* start Given records *

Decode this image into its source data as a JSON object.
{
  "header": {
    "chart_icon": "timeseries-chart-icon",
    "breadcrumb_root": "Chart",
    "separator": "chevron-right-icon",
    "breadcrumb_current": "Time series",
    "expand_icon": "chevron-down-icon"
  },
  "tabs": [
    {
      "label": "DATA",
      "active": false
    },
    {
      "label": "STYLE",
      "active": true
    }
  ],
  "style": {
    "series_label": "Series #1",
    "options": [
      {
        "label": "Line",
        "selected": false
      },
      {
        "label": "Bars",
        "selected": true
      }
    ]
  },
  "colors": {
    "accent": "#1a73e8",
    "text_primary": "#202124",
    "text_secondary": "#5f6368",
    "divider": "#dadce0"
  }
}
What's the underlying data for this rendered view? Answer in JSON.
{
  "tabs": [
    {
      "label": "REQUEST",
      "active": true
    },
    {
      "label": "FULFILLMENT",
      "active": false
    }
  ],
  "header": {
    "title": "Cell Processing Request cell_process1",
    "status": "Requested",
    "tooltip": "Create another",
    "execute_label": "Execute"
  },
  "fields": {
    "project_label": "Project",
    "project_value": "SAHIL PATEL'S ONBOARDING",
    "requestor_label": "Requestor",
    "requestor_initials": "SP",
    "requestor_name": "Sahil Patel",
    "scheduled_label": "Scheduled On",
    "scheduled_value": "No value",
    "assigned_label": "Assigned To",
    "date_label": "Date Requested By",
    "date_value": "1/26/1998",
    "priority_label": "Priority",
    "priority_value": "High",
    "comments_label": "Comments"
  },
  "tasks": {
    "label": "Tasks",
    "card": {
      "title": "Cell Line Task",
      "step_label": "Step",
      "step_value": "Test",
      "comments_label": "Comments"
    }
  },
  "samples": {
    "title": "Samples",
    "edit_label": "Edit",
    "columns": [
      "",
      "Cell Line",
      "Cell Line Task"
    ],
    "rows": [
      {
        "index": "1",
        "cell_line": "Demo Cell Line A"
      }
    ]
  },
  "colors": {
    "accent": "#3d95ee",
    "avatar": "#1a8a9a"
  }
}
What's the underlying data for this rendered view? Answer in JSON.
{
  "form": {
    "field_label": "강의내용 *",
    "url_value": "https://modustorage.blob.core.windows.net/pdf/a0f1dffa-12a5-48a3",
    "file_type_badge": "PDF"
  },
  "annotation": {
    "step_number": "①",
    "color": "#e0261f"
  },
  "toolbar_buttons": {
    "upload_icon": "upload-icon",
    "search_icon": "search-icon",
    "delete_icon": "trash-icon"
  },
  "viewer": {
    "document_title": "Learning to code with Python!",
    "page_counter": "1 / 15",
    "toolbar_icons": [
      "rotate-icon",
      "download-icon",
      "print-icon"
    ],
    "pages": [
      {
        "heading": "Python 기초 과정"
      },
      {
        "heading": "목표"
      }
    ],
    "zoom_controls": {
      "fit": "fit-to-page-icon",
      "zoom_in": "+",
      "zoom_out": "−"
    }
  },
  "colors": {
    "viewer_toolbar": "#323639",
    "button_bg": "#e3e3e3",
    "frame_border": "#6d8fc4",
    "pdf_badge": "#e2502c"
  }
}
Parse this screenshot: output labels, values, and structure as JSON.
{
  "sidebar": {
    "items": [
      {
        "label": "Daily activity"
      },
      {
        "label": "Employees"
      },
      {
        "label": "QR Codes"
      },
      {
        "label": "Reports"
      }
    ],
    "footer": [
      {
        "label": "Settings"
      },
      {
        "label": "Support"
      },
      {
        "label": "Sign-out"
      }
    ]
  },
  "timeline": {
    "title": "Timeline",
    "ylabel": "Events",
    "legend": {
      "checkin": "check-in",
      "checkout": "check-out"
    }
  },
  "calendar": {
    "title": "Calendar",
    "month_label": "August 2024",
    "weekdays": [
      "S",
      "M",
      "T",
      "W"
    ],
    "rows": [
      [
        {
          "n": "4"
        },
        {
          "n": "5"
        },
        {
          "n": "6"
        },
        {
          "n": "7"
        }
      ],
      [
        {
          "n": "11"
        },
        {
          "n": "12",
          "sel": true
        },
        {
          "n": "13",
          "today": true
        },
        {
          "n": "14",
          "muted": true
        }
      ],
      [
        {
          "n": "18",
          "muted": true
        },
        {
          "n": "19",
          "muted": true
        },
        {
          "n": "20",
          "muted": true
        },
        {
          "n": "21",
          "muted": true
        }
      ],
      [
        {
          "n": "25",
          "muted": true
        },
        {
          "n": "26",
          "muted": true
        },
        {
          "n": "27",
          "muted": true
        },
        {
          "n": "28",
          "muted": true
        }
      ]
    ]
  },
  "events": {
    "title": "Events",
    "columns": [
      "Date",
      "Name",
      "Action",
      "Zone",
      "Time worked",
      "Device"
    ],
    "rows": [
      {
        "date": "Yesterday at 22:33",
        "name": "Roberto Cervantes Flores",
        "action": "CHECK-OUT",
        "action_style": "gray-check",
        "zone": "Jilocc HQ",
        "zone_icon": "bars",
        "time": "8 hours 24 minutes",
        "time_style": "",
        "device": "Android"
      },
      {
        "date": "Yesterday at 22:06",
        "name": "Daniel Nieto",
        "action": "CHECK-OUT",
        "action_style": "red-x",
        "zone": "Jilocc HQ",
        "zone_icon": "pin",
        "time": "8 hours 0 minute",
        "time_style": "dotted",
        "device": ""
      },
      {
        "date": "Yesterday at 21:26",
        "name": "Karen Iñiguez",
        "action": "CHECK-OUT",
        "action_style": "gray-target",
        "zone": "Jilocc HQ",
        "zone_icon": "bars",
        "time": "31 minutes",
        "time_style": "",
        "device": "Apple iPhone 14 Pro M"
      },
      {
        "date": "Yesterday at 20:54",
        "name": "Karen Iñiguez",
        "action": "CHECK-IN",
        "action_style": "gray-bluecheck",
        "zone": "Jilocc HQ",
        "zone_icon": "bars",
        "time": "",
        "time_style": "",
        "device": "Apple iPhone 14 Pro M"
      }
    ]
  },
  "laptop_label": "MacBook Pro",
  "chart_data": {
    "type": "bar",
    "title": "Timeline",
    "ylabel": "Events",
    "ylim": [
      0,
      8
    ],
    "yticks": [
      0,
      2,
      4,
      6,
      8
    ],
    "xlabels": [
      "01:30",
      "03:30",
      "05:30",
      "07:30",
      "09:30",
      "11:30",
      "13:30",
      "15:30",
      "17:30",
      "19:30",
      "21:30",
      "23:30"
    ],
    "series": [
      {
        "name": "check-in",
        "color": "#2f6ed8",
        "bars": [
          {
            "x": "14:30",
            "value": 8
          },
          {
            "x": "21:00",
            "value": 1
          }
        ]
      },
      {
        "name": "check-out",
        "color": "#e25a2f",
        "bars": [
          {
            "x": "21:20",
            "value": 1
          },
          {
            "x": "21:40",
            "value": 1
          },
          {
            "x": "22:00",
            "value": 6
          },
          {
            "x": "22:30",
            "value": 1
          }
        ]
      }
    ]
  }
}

* end Given records *

> [Exercise] Produce an exact copy of the whole listing.

> [Result below]
Decode this image into its source data as a JSON object.
{
  "header": {
    "chart_icon": "timeseries-chart-icon",
    "breadcrumb_root": "Chart",
    "separator": "chevron-right-icon",
    "breadcrumb_current": "Time series",
    "expand_icon": "chevron-down-icon"
  },
  "tabs": [
    {
      "label": "DATA",
      "active": false
    },
    {
      "label": "STYLE",
      "active": true
    }
  ],
  "style": {
    "series_label": "Series #1",
    "options": [
      {
        "label": "Line",
        "selected": false
      },
      {
        "label": "Bars",
        "selected": true
      }
    ]
  },
  "colors": {
    "accent": "#1a73e8",
    "text_primary": "#202124",
    "text_secondary": "#5f6368",
    "divider": "#dadce0"
  }
}
What's the underlying data for this rendered view? Answer in JSON.
{
  "tabs": [
    {
      "label": "REQUEST",
      "active": true
    },
    {
      "label": "FULFILLMENT",
      "active": false
    }
  ],
  "header": {
    "title": "Cell Processing Request cell_process1",
    "status": "Requested",
    "tooltip": "Create another",
    "execute_label": "Execute"
  },
  "fields": {
    "project_label": "Project",
    "project_value": "SAHIL PATEL'S ONBOARDING",
    "requestor_label": "Requestor",
    "requestor_initials": "SP",
    "requestor_name": "Sahil Patel",
    "scheduled_label": "Scheduled On",
    "scheduled_value": "No value",
    "assigned_label": "Assigned To",
    "date_label": "Date Requested By",
    "date_value": "1/26/1998",
    "priority_label": "Priority",
    "priority_value": "High",
    "comments_label": "Comments"
  },
  "tasks": {
    "label": "Tasks",
    "card": {
      "title": "Cell Line Task",
      "step_label": "Step",
      "step_value": "Test",
      "comments_label": "Comments"
    }
  },
  "samples": {
    "title": "Samples",
    "edit_label": "Edit",
    "columns": [
      "",
      "Cell Line",
      "Cell Line Task"
    ],
    "rows": [
      {
        "index": "1",
        "cell_line": "Demo Cell Line A"
      }
    ]
  },
  "colors": {
    "accent": "#3d95ee",
    "avatar": "#1a8a9a"
  }
}
What's the underlying data for this rendered view? Answer in JSON.
{
  "form": {
    "field_label": "강의내용 *",
    "url_value": "https://modustorage.blob.core.windows.net/pdf/a0f1dffa-12a5-48a3",
    "file_type_badge": "PDF"
  },
  "annotation": {
    "step_number": "①",
    "color": "#e0261f"
  },
  "toolbar_buttons": {
    "upload_icon": "upload-icon",
    "search_icon": "search-icon",
    "delete_icon": "trash-icon"
  },
  "viewer": {
    "document_title": "Learning to code with Python!",
    "page_counter": "1 / 15",
    "toolbar_icons": [
      "rotate-icon",
      "download-icon",
      "print-icon"
    ],
    "pages": [
      {
        "heading": "Python 기초 과정"
      },
      {
        "heading": "목표"
      }
    ],
    "zoom_controls": {
      "fit": "fit-to-page-icon",
      "zoom_in": "+",
      "zoom_out": "−"
    }
  },
  "colors": {
    "viewer_toolbar": "#323639",
    "button_bg": "#e3e3e3",
    "frame_border": "#6d8fc4",
    "pdf_badge": "#e2502c"
  }
}
Parse this screenshot: output labels, values, and structure as JSON.
{
  "sidebar": {
    "items": [
      {
        "label": "Daily activity"
      },
      {
        "label": "Employees"
      },
      {
        "label": "QR Codes"
      },
      {
        "label": "Reports"
      }
    ],
    "footer": [
      {
        "label": "Settings"
      },
      {
        "label": "Support"
      },
      {
        "label": "Sign-out"
      }
    ]
  },
  "timeline": {
    "title": "Timeline",
    "ylabel": "Events",
    "legend": {
      "checkin": "check-in",
      "checkout": "check-out"
    }
  },
  "calendar": {
    "title": "Calendar",
    "month_label": "August 2024",
    "weekdays": [
      "S",
      "M",
      "T",
      "W"
    ],
    "rows": [
      [
        {
          "n": "4"
        },
        {
          "n": "5"
        },
        {
          "n": "6"
        },
        {
          "n": "7"
        }
      ],
      [
        {
          "n": "11"
        },
        {
          "n": "12",
          "sel": true
        },
        {
          "n": "13",
          "today": true
        },
        {
          "n": "14",
          "muted": true
        }
      ],
      [
        {
          "n": "18",
          "muted": true
        },
        {
          "n": "19",
          "muted": true
        },
        {
          "n": "20",
          "muted": true
        },
        {
          "n": "21",
          "muted": true
        }
      ],
      [
        {
          "n": "25",
          "muted": true
        },
        {
          "n": "26",
          "muted": true
        },
        {
          "n": "27",
          "muted": true
        },
        {
          "n": "28",
          "muted": true
        }
      ]
    ]
  },
  "events": {
    "title": "Events",
    "columns": [
      "Date",
      "Name",
      "Action",
      "Zone",
      "Time worked",
      "Device"
    ],
    "rows": [
      {
        "date": "Yesterday at 22:33",
        "name": "Roberto Cervantes Flores",
        "action": "CHECK-OUT",
        "action_style": "gray-check",
        "zone": "Jilocc HQ",
        "zone_icon": "bars",
        "time": "8 hours 24 minutes",
        "time_style": "",
        "device": "Android"
      },
      {
        "date": "Yesterday at 22:06",
        "name": "Daniel Nieto",
        "action": "CHECK-OUT",
        "action_style": "red-x",
        "zone": "Jilocc HQ",
        "zone_icon": "pin",
        "time": "8 hours 0 minute",
        "time_style": "dotted",
        "device": ""
      },
      {
        "date": "Yesterday at 21:26",
        "name": "Karen Iñiguez",
        "action": "CHECK-OUT",
        "action_style": "gray-target",
        "zone": "Jilocc HQ",
        "zone_icon": "bars",
        "time": "31 minutes",
        "time_style": "",
        "device": "Apple iPhone 14 Pro M"
      },
      {
        "date": "Yesterday at 20:54",
        "name": "Karen Iñiguez",
        "action": "CHECK-IN",
        "action_style": "gray-bluecheck",
        "zone": "Jilocc HQ",
        "zone_icon": "bars",
        "time": "",
        "time_style": "",
        "device": "Apple iPhone 14 Pro M"
      }
    ]
  },
  "laptop_label": "MacBook Pro",
  "chart_data": {
    "type": "bar",
    "title": "Timeline",
    "ylabel": "Events",
    "ylim": [
      0,
      8
    ],
    "yticks": [
      0,
      2,
      4,
      6,
      8
    ],
    "xlabels": [
      "01:30",
      "03:30",
      "05:30",
      "07:30",
      "09:30",
      "11:30",
      "13:30",
      "15:30",
      "17:30",
      "19:30",
      "21:30",
      "23:30"
    ],
    "series": [
      {
        "name": "check-in",
        "color": "#2f6ed8",
        "bars": [
          {
            "x": "14:30",
            "value": 8
          },
          {
            "x": "21:00",
            "value": 1
          }
        ]
      },
      {
        "name": "check-out",
        "color": "#e25a2f",
        "bars": [
          {
            "x": "21:20",
            "value": 1
          },
          {
            "x": "21:40",
            "value": 1
          },
          {
            "x": "22:00",
            "value": 6
          },
          {
            "x": "22:30",
            "value": 1
          }
        ]
      }
    ]
  }
}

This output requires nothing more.